## PARTES DO EXERCÍCIO
**a.** No texto sobre o Código Florestal nas cidades, de quais povos vieram as práticas que deram origem ao urbanismo brasileiro?
**b.** Reproduza do texto sobre o Código Florestal nas cidades o trecho entre "Tal paradoxo faz" e "intervenções ali ocorridas.", incluindo os dois.

## TRECHO DO TEXTO
****************

A formação histórica de parte significativa das cidades brasileiras ao longo das décadas deu-se justamente em locais que, com o Código Florestal, passaram a ser considerados intocáveis. Nesse sentido, por exemplo, a localização visual privilegiada dos topos de morro foi valorizada para a construção de monumentos, fortificações, prédios públicos e residências; as faixas marginais de rios foram utilizadas para a construção de residências (dada a facilidade do acesso à água) e mesmo vias, em ambos os lados, com capeamento dos leitos, ações essas inclusive incentivadas por políticas públicas. Ilustrando tal afirmação, Anaiza Miranda afirma que:

Segundo a história do urbanismo brasileiro, o mesmo originou-se de práticas oriundas dos povos ibéricos, para os quais a ocupação dos topos de morros, das áreas ciliares e várzeas era uma situação mais do que normal, e determinada segundo os padrões urbanísticos e sanitários da era medieval e moderna. 23

Tal paradoxo faz com que juridicamente se discuta a aplicabilidade do Código Florestal nas cidades. Superar esta questão é fundamental, uma vez que, caso não fosse possível aplicar o Código Florestal nos limites urbanos, não haveria que se falar em áreas de preservação permanente nas cidades e, consequentemente, em possibilidades de regularização das intervenções ali ocorridas.

****************

[Entradas de elementos anotados]

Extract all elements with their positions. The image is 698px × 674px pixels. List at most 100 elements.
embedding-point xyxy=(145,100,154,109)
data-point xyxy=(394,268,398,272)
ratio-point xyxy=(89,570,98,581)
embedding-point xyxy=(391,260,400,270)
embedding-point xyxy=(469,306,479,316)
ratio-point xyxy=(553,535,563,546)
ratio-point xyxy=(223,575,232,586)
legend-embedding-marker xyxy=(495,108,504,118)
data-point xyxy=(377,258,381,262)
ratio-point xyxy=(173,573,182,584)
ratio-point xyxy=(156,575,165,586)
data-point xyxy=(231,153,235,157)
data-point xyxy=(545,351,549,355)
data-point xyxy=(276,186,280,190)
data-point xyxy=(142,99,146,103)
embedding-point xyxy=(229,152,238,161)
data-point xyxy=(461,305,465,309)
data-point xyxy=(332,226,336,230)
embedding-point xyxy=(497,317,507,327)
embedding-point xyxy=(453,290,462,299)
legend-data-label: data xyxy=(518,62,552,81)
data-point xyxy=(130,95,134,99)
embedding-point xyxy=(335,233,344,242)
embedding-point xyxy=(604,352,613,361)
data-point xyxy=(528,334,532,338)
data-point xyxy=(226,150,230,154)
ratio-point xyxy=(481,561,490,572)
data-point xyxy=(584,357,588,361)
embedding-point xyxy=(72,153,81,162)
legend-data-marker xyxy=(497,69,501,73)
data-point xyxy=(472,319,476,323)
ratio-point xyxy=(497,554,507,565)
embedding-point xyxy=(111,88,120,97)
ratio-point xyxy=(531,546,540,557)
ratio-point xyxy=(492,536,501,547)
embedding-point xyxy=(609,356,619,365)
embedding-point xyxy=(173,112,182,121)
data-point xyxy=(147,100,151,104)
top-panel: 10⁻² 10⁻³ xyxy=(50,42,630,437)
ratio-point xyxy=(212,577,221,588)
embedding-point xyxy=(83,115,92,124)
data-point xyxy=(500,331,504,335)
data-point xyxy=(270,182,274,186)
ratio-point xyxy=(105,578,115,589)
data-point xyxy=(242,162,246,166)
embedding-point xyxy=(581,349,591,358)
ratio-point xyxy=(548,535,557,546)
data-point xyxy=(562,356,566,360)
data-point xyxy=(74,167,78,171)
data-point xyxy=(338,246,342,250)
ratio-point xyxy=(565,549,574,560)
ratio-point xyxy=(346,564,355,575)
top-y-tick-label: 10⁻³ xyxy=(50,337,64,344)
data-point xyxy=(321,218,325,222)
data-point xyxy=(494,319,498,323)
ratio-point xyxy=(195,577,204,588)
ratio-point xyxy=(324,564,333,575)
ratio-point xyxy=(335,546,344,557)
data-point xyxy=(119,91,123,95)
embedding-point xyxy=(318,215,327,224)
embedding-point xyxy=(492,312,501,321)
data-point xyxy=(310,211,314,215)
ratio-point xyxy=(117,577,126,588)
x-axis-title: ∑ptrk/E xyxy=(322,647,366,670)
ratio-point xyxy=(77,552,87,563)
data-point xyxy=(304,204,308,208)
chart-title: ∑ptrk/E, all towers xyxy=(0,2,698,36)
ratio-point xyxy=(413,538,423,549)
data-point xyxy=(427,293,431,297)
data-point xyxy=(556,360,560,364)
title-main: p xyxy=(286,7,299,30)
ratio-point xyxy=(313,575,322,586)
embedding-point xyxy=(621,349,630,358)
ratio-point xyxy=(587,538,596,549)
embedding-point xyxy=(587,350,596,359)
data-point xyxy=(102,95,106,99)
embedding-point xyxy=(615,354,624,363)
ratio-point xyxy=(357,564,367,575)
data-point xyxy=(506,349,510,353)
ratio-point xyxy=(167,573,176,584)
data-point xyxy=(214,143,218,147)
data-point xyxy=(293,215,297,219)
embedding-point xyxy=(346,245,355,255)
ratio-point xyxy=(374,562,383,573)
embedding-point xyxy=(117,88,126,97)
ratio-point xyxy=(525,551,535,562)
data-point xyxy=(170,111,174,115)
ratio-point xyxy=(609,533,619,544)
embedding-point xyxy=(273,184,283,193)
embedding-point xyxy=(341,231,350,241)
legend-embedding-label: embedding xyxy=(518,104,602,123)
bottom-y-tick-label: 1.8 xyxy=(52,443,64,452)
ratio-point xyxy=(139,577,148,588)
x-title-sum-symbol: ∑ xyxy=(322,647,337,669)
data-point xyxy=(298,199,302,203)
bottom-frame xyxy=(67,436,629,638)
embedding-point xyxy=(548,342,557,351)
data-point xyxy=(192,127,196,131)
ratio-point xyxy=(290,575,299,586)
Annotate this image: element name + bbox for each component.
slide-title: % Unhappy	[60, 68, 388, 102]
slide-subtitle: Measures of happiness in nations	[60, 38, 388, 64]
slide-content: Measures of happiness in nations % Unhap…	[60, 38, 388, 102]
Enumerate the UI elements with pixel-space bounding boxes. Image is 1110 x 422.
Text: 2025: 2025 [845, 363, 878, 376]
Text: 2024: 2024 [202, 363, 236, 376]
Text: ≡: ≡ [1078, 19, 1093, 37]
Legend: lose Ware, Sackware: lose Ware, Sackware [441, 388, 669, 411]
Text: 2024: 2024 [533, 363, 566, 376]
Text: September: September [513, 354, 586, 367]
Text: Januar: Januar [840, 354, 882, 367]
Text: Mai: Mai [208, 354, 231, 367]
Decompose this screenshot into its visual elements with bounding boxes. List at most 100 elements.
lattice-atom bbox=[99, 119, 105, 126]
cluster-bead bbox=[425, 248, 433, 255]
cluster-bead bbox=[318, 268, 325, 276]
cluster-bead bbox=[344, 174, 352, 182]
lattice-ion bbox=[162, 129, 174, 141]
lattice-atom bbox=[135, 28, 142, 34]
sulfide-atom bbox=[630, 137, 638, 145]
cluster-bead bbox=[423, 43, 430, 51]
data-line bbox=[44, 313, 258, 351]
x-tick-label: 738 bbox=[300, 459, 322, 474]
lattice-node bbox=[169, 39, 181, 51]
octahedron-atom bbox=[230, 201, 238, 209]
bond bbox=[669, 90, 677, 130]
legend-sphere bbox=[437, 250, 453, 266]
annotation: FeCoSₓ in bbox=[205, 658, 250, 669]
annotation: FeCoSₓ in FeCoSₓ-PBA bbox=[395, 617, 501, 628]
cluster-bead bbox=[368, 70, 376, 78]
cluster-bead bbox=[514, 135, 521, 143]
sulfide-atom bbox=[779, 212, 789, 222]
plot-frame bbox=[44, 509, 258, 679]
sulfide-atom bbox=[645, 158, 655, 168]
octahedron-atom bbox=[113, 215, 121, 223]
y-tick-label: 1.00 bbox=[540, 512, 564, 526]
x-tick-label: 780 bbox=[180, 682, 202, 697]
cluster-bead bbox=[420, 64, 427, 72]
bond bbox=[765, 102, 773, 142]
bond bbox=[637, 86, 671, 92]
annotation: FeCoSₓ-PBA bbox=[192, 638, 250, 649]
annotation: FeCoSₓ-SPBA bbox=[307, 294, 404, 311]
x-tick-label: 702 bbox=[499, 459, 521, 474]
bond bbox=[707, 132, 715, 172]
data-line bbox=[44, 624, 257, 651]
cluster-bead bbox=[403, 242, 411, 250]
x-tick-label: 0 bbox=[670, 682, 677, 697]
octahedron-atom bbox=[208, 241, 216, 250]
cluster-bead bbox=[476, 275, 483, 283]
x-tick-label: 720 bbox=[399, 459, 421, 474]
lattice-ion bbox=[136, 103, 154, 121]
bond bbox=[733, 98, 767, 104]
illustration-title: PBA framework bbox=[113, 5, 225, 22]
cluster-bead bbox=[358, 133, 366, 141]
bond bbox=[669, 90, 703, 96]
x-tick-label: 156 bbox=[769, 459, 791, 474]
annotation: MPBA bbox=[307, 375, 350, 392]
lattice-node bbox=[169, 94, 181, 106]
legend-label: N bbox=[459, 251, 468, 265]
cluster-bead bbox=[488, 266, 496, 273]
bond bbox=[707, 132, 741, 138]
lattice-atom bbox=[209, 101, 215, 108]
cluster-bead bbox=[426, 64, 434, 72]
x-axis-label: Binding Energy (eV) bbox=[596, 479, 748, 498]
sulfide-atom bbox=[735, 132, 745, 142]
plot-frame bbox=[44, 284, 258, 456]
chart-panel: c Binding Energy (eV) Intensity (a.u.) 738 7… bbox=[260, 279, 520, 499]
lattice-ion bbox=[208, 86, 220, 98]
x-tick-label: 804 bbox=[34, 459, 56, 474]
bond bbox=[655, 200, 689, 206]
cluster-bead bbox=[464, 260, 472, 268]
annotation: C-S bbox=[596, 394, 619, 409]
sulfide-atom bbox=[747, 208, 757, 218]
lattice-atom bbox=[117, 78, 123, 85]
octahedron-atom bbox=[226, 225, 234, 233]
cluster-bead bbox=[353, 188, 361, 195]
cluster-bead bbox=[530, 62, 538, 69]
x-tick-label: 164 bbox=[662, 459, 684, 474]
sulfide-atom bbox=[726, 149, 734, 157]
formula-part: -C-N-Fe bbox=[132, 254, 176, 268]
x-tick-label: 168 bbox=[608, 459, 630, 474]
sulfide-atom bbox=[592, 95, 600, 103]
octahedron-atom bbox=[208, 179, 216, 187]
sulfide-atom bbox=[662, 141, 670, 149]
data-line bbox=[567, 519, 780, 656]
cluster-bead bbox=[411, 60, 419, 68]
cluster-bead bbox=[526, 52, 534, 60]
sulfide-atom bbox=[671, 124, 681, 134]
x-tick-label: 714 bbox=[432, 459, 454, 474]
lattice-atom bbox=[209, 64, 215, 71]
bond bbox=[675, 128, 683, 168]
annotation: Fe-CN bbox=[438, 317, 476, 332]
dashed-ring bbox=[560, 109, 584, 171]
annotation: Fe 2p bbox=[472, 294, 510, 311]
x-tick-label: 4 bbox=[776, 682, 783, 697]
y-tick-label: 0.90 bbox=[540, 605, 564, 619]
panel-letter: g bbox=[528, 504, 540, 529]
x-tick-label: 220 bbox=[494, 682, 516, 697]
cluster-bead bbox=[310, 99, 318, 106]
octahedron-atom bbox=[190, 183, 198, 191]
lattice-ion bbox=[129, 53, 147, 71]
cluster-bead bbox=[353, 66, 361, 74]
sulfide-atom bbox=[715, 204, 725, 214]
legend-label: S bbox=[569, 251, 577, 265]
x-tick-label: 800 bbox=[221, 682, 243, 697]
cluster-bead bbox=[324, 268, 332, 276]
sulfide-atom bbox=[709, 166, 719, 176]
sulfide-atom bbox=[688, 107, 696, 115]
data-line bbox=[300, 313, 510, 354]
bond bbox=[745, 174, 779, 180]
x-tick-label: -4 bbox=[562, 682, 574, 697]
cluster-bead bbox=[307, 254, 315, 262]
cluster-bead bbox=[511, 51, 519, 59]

****************

## CONJUNTO DE RESPOSTAS
**a.** Dos povos ibéricos.

**b.**
Tal paradoxo faz com que juridicamente se discuta a aplicabilidade do Código Florestal nas cidades. Superar esta questão é fundamental, uma vez que, caso não fosse possível aplicar o Código Florestal nos limites urbanos, não haveria que se falar em áreas de preservação permanente nas cidades e, consequentemente, em possibilidades de regularização das intervenções ali ocorridas.